──────── Raw data ────────

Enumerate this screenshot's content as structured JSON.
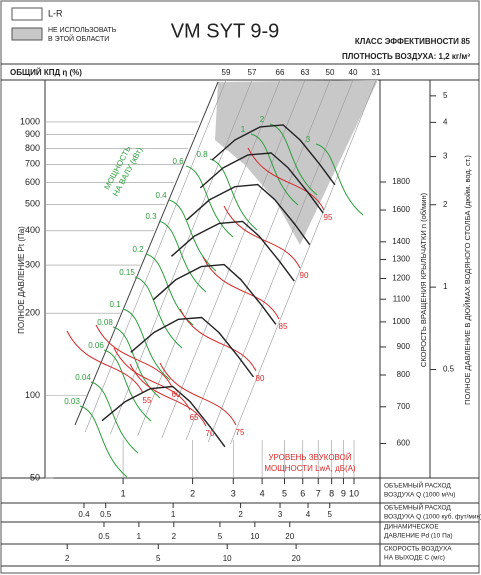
{
  "legend": {
    "items": [
      {
        "lines": [
          "L-R"
        ]
      },
      {
        "lines": [
          "НЕ ИСПОЛЬЗОВАТЬ",
          "В ЭТОЙ ОБЛАСТИ"
        ]
      }
    ]
  },
  "chart_data": {
    "type": "nomogram",
    "title": "VM SYT 9-9",
    "efficiency_class": "КЛАСС ЭФФЕКТИВНОСТИ 85",
    "density": "ПЛОТНОСТЬ ВОЗДУХА: 1,2 кг/м³",
    "efficiency_label": "ОБЩИЙ КПД η (%)",
    "efficiency_ticks": [
      59,
      57,
      66,
      63,
      50,
      40,
      31
    ],
    "ylabel": "ПОЛНОЕ ДАВЛЕНИЕ Pt (Па)",
    "log_y": true,
    "ylim": [
      50,
      1423
    ],
    "yticks": [
      1000,
      900,
      800,
      700,
      600,
      500,
      400,
      300,
      200,
      100,
      50
    ],
    "log_x": true,
    "xlim": [
      0.459,
      12.96
    ],
    "xticks": [
      1,
      2,
      3,
      4,
      5,
      6,
      7,
      8,
      9,
      10
    ],
    "xlabel": [
      "ОБЪЕМНЫЙ РАСХОД",
      "ВОЗДУХА Q (1000 м³/ч)"
    ],
    "rpm_axis": {
      "label": "СКОРОСТЬ ВРАЩЕНИЯ КРЫЛЬЧАТКИ n (об/мин)",
      "lim": [
        519,
        2763
      ],
      "ticks": [
        1800,
        1600,
        1400,
        1300,
        1200,
        1100,
        1000,
        900,
        800,
        700,
        600
      ]
    },
    "inch_axis": {
      "label": "ПОЛНОЕ ДАВЛЕНИЕ В ДЮЙМАХ ВОДЯНОГО СТОЛБА (дюйм. вод. ст.)",
      "lim": [
        0.2007,
        5.713
      ],
      "ticks": [
        5,
        4,
        3,
        2,
        1,
        0.5
      ]
    },
    "bottom_scales": [
      {
        "lines": [
          "ОБЪЕМНЫЙ РАСХОД",
          "ВОЗДУХА Q (1000 куб. фут/мин)"
        ],
        "lim": [
          0.268,
          8.38
        ],
        "ticks": [
          0.4,
          0.5,
          1,
          2,
          3,
          4,
          5
        ]
      },
      {
        "lines": [
          "ДИНАМИЧЕСКОЕ",
          "ДАВЛЕНИЕ Pd (10 Па)"
        ],
        "lim": [
          0.155,
          120
        ],
        "ticks": [
          0.5,
          1,
          2,
          5,
          10,
          20
        ]
      },
      {
        "lines": [
          "СКОРОСТЬ ВОЗДУХА",
          "НА ВЫХОДЕ C (м/с)"
        ],
        "lim": [
          1.6,
          46.5
        ],
        "ticks": [
          2,
          5,
          10,
          20
        ]
      }
    ],
    "curve_color": "#222222",
    "curves": [
      {
        "x": [
          2.43,
          3.05,
          3.92,
          4.93,
          5.84,
          7.13,
          8.27
        ],
        "y": [
          726,
          859,
          959,
          975,
          859,
          697,
          589
        ]
      },
      {
        "x": [
          2.16,
          2.71,
          3.48,
          4.38,
          5.19,
          6.34,
          7.35
        ],
        "y": [
          574,
          679,
          758,
          770,
          679,
          551,
          465
        ]
      },
      {
        "x": [
          1.89,
          2.37,
          3.05,
          3.83,
          4.54,
          5.55,
          6.43
        ],
        "y": [
          439,
          520,
          580,
          590,
          520,
          422,
          356
        ]
      },
      {
        "x": [
          1.62,
          2.03,
          2.61,
          3.29,
          3.89,
          4.75,
          5.51
        ],
        "y": [
          323,
          382,
          426,
          433,
          382,
          310,
          262
        ]
      },
      {
        "x": [
          1.35,
          1.69,
          2.18,
          2.74,
          3.24,
          3.96,
          4.59
        ],
        "y": [
          224,
          265,
          296,
          301,
          265,
          215,
          182
        ]
      },
      {
        "x": [
          1.08,
          1.36,
          1.74,
          2.19,
          2.6,
          3.17,
          3.67
        ],
        "y": [
          144,
          170,
          190,
          193,
          170,
          138,
          117
        ]
      },
      {
        "x": [
          0.81,
          1.02,
          1.31,
          1.64,
          1.95,
          2.38,
          2.76
        ],
        "y": [
          81,
          95,
          106,
          108,
          95,
          77,
          65
        ]
      }
    ],
    "power_label": [
      "МОЩНОСТЬ",
      "НА ВАЛУ (кВт)"
    ],
    "power_color": "#2e9e3e",
    "power_values": [
      0.03,
      0.04,
      0.06,
      0.08,
      0.1,
      0.15,
      0.2,
      0.3,
      0.4,
      0.6,
      0.8,
      1,
      2,
      3
    ],
    "sound_label": [
      "УРОВЕНЬ ЗВУКОВОЙ",
      "МОЩНОСТИ LwA, дБ(A)"
    ],
    "sound_color": "#d42a2a",
    "sound_values": [
      55,
      60,
      65,
      70,
      75,
      80,
      85,
      90,
      95
    ]
  }
}
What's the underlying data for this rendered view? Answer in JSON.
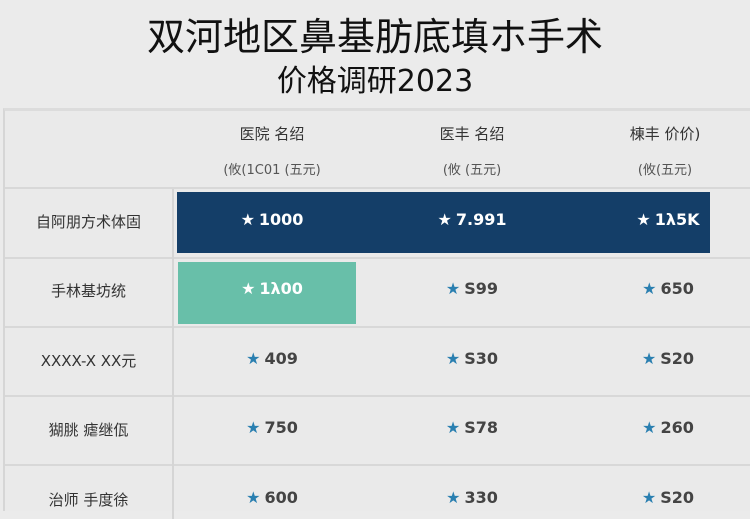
{
  "title": {
    "line1": "双河地区鼻基肪底填ホ手术",
    "line2": "价格调研2023"
  },
  "colors": {
    "highlight_dark": "#143e68",
    "highlight_green": "#68bfa9",
    "star": "#2a7fb0"
  },
  "columns": [
    {
      "header": "医院 名绍",
      "sub": "(攸(1C01 (五元)"
    },
    {
      "header": "医丰 名绍",
      "sub": "(攸 (五元)"
    },
    {
      "header": "棟丰 价价)",
      "sub": "(攸(五元)"
    }
  ],
  "rows": [
    {
      "label": "自阿朋方术体固",
      "values": [
        "1000",
        "7.991",
        "1λ5K"
      ]
    },
    {
      "label": "手林基坊统",
      "values": [
        "1λ00",
        "S99",
        "650"
      ]
    },
    {
      "label": "XXXX-X XX元",
      "values": [
        "409",
        "S30",
        "S20"
      ]
    },
    {
      "label": "猢朓 瘧继佤",
      "values": [
        "750",
        "S78",
        "260"
      ]
    },
    {
      "label": "治师 手度徐",
      "values": [
        "600",
        "330",
        "S20"
      ]
    }
  ],
  "star_icon": "star-icon"
}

────────

**Requirement:**
Beginning with the line containing "What's the underlying" and ending with the last line of the material, output each line exactly; do not include pictures.

**Exercise answer:**
What's the underlying data for this rendered view? Answer in JSON.
{
  "title": {
    "line1": "双河地区鼻基肪底填ホ手术",
    "line2": "价格调研2023"
  },
  "colors": {
    "highlight_dark": "#143e68",
    "highlight_green": "#68bfa9",
    "star": "#2a7fb0"
  },
  "columns": [
    {
      "header": "医院 名绍",
      "sub": "(攸(1C01 (五元)"
    },
    {
      "header": "医丰 名绍",
      "sub": "(攸 (五元)"
    },
    {
      "header": "棟丰 价价)",
      "sub": "(攸(五元)"
    }
  ],
  "rows": [
    {
      "label": "自阿朋方术体固",
      "values": [
        "1000",
        "7.991",
        "1λ5K"
      ]
    },
    {
      "label": "手林基坊统",
      "values": [
        "1λ00",
        "S99",
        "650"
      ]
    },
    {
      "label": "XXXX-X XX元",
      "values": [
        "409",
        "S30",
        "S20"
      ]
    },
    {
      "label": "猢朓 瘧继佤",
      "values": [
        "750",
        "S78",
        "260"
      ]
    },
    {
      "label": "治师 手度徐",
      "values": [
        "600",
        "330",
        "S20"
      ]
    }
  ],
  "star_icon": "star-icon"
}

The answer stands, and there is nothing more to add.